Figure record listings:
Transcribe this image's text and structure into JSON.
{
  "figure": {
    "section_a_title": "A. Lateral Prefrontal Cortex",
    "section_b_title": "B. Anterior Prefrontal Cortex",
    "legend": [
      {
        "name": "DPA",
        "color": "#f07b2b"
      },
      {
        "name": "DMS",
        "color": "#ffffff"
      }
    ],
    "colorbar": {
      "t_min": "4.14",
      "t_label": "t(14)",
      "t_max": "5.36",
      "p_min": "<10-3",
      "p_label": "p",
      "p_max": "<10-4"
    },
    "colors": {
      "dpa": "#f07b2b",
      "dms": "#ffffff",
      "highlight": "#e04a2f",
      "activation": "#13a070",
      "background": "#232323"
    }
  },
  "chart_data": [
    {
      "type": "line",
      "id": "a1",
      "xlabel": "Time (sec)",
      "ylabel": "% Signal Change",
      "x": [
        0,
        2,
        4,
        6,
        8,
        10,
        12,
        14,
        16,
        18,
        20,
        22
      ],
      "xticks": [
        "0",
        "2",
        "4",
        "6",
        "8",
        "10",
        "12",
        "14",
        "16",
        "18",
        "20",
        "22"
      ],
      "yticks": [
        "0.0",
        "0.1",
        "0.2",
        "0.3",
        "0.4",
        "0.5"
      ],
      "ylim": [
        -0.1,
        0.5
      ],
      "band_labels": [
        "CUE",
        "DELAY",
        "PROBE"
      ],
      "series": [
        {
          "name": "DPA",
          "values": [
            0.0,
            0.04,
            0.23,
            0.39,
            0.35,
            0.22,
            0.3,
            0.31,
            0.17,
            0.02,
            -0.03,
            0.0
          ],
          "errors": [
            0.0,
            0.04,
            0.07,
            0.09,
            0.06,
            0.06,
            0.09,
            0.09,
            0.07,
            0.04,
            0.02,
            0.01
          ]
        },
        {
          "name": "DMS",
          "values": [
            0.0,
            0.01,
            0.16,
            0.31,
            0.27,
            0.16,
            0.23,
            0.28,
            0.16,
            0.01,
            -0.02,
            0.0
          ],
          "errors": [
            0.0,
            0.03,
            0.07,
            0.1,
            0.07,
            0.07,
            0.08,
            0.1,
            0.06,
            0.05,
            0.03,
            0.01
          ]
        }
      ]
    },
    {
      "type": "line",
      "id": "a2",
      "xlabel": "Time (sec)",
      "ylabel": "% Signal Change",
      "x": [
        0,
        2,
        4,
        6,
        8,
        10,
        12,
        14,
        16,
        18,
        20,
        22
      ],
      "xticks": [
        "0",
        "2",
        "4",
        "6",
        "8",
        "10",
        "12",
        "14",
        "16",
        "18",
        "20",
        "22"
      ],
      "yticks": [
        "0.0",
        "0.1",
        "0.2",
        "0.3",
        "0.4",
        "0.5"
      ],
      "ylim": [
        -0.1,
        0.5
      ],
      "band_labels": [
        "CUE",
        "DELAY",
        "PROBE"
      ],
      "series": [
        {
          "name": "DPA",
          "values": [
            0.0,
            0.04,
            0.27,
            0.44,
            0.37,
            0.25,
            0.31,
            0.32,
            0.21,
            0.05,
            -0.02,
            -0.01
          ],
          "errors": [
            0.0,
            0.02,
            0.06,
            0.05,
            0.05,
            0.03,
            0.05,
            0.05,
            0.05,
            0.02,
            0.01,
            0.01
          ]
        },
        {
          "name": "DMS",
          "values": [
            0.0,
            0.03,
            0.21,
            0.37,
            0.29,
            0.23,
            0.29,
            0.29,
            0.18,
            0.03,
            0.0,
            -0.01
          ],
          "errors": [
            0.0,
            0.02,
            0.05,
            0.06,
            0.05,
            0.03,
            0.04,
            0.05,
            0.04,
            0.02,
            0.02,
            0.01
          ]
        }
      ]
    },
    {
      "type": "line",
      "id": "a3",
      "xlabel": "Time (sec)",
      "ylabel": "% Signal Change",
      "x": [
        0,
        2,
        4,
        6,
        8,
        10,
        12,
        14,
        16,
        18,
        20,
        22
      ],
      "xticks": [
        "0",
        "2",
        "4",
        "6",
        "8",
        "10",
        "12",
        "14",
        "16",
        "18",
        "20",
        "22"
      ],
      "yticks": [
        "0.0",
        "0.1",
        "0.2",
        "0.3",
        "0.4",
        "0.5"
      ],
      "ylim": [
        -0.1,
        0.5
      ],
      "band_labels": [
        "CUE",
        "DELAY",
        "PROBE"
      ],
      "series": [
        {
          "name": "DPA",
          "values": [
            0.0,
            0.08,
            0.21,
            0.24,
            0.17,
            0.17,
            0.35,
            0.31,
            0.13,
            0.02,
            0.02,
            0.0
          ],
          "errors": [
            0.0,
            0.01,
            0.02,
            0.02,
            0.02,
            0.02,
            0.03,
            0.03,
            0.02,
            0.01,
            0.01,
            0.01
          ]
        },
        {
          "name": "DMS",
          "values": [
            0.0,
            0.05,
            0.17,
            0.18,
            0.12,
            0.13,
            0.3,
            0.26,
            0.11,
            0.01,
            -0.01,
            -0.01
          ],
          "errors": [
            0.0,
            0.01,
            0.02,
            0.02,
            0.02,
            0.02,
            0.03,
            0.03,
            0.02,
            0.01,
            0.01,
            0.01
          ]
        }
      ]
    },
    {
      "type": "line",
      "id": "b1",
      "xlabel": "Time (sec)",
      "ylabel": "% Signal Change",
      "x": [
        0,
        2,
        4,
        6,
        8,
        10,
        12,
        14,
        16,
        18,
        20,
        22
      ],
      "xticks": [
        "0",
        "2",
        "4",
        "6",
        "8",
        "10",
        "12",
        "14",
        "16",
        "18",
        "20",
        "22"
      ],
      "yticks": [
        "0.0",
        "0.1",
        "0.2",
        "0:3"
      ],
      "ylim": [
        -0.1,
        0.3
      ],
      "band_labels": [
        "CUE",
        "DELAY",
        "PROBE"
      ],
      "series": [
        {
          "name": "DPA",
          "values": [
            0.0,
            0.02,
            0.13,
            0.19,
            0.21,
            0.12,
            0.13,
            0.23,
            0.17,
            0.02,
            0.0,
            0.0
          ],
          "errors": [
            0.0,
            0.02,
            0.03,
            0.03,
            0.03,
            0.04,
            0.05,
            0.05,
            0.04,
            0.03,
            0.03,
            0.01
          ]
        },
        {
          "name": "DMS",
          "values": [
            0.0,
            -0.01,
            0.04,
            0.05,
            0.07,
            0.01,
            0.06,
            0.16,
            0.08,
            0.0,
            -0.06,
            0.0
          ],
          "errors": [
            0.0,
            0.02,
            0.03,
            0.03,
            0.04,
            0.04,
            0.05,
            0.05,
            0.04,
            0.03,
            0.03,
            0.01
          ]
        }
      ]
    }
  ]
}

• _TASK DETAILS_
Repeat the data precisely, line by line.

• _SOLUTION TO THE EXERCISE_
Transcribe this image's text and structure into JSON.
{
  "figure": {
    "section_a_title": "A. Lateral Prefrontal Cortex",
    "section_b_title": "B. Anterior Prefrontal Cortex",
    "legend": [
      {
        "name": "DPA",
        "color": "#f07b2b"
      },
      {
        "name": "DMS",
        "color": "#ffffff"
      }
    ],
    "colorbar": {
      "t_min": "4.14",
      "t_label": "t(14)",
      "t_max": "5.36",
      "p_min": "<10-3",
      "p_label": "p",
      "p_max": "<10-4"
    },
    "colors": {
      "dpa": "#f07b2b",
      "dms": "#ffffff",
      "highlight": "#e04a2f",
      "activation": "#13a070",
      "background": "#232323"
    }
  },
  "chart_data": [
    {
      "type": "line",
      "id": "a1",
      "xlabel": "Time (sec)",
      "ylabel": "% Signal Change",
      "x": [
        0,
        2,
        4,
        6,
        8,
        10,
        12,
        14,
        16,
        18,
        20,
        22
      ],
      "xticks": [
        "0",
        "2",
        "4",
        "6",
        "8",
        "10",
        "12",
        "14",
        "16",
        "18",
        "20",
        "22"
      ],
      "yticks": [
        "0.0",
        "0.1",
        "0.2",
        "0.3",
        "0.4",
        "0.5"
      ],
      "ylim": [
        -0.1,
        0.5
      ],
      "band_labels": [
        "CUE",
        "DELAY",
        "PROBE"
      ],
      "series": [
        {
          "name": "DPA",
          "values": [
            0.0,
            0.04,
            0.23,
            0.39,
            0.35,
            0.22,
            0.3,
            0.31,
            0.17,
            0.02,
            -0.03,
            0.0
          ],
          "errors": [
            0.0,
            0.04,
            0.07,
            0.09,
            0.06,
            0.06,
            0.09,
            0.09,
            0.07,
            0.04,
            0.02,
            0.01
          ]
        },
        {
          "name": "DMS",
          "values": [
            0.0,
            0.01,
            0.16,
            0.31,
            0.27,
            0.16,
            0.23,
            0.28,
            0.16,
            0.01,
            -0.02,
            0.0
          ],
          "errors": [
            0.0,
            0.03,
            0.07,
            0.1,
            0.07,
            0.07,
            0.08,
            0.1,
            0.06,
            0.05,
            0.03,
            0.01
          ]
        }
      ]
    },
    {
      "type": "line",
      "id": "a2",
      "xlabel": "Time (sec)",
      "ylabel": "% Signal Change",
      "x": [
        0,
        2,
        4,
        6,
        8,
        10,
        12,
        14,
        16,
        18,
        20,
        22
      ],
      "xticks": [
        "0",
        "2",
        "4",
        "6",
        "8",
        "10",
        "12",
        "14",
        "16",
        "18",
        "20",
        "22"
      ],
      "yticks": [
        "0.0",
        "0.1",
        "0.2",
        "0.3",
        "0.4",
        "0.5"
      ],
      "ylim": [
        -0.1,
        0.5
      ],
      "band_labels": [
        "CUE",
        "DELAY",
        "PROBE"
      ],
      "series": [
        {
          "name": "DPA",
          "values": [
            0.0,
            0.04,
            0.27,
            0.44,
            0.37,
            0.25,
            0.31,
            0.32,
            0.21,
            0.05,
            -0.02,
            -0.01
          ],
          "errors": [
            0.0,
            0.02,
            0.06,
            0.05,
            0.05,
            0.03,
            0.05,
            0.05,
            0.05,
            0.02,
            0.01,
            0.01
          ]
        },
        {
          "name": "DMS",
          "values": [
            0.0,
            0.03,
            0.21,
            0.37,
            0.29,
            0.23,
            0.29,
            0.29,
            0.18,
            0.03,
            0.0,
            -0.01
          ],
          "errors": [
            0.0,
            0.02,
            0.05,
            0.06,
            0.05,
            0.03,
            0.04,
            0.05,
            0.04,
            0.02,
            0.02,
            0.01
          ]
        }
      ]
    },
    {
      "type": "line",
      "id": "a3",
      "xlabel": "Time (sec)",
      "ylabel": "% Signal Change",
      "x": [
        0,
        2,
        4,
        6,
        8,
        10,
        12,
        14,
        16,
        18,
        20,
        22
      ],
      "xticks": [
        "0",
        "2",
        "4",
        "6",
        "8",
        "10",
        "12",
        "14",
        "16",
        "18",
        "20",
        "22"
      ],
      "yticks": [
        "0.0",
        "0.1",
        "0.2",
        "0.3",
        "0.4",
        "0.5"
      ],
      "ylim": [
        -0.1,
        0.5
      ],
      "band_labels": [
        "CUE",
        "DELAY",
        "PROBE"
      ],
      "series": [
        {
          "name": "DPA",
          "values": [
            0.0,
            0.08,
            0.21,
            0.24,
            0.17,
            0.17,
            0.35,
            0.31,
            0.13,
            0.02,
            0.02,
            0.0
          ],
          "errors": [
            0.0,
            0.01,
            0.02,
            0.02,
            0.02,
            0.02,
            0.03,
            0.03,
            0.02,
            0.01,
            0.01,
            0.01
          ]
        },
        {
          "name": "DMS",
          "values": [
            0.0,
            0.05,
            0.17,
            0.18,
            0.12,
            0.13,
            0.3,
            0.26,
            0.11,
            0.01,
            -0.01,
            -0.01
          ],
          "errors": [
            0.0,
            0.01,
            0.02,
            0.02,
            0.02,
            0.02,
            0.03,
            0.03,
            0.02,
            0.01,
            0.01,
            0.01
          ]
        }
      ]
    },
    {
      "type": "line",
      "id": "b1",
      "xlabel": "Time (sec)",
      "ylabel": "% Signal Change",
      "x": [
        0,
        2,
        4,
        6,
        8,
        10,
        12,
        14,
        16,
        18,
        20,
        22
      ],
      "xticks": [
        "0",
        "2",
        "4",
        "6",
        "8",
        "10",
        "12",
        "14",
        "16",
        "18",
        "20",
        "22"
      ],
      "yticks": [
        "0.0",
        "0.1",
        "0.2",
        "0:3"
      ],
      "ylim": [
        -0.1,
        0.3
      ],
      "band_labels": [
        "CUE",
        "DELAY",
        "PROBE"
      ],
      "series": [
        {
          "name": "DPA",
          "values": [
            0.0,
            0.02,
            0.13,
            0.19,
            0.21,
            0.12,
            0.13,
            0.23,
            0.17,
            0.02,
            0.0,
            0.0
          ],
          "errors": [
            0.0,
            0.02,
            0.03,
            0.03,
            0.03,
            0.04,
            0.05,
            0.05,
            0.04,
            0.03,
            0.03,
            0.01
          ]
        },
        {
          "name": "DMS",
          "values": [
            0.0,
            -0.01,
            0.04,
            0.05,
            0.07,
            0.01,
            0.06,
            0.16,
            0.08,
            0.0,
            -0.06,
            0.0
          ],
          "errors": [
            0.0,
            0.02,
            0.03,
            0.03,
            0.04,
            0.04,
            0.05,
            0.05,
            0.04,
            0.03,
            0.03,
            0.01
          ]
        }
      ]
    }
  ]
}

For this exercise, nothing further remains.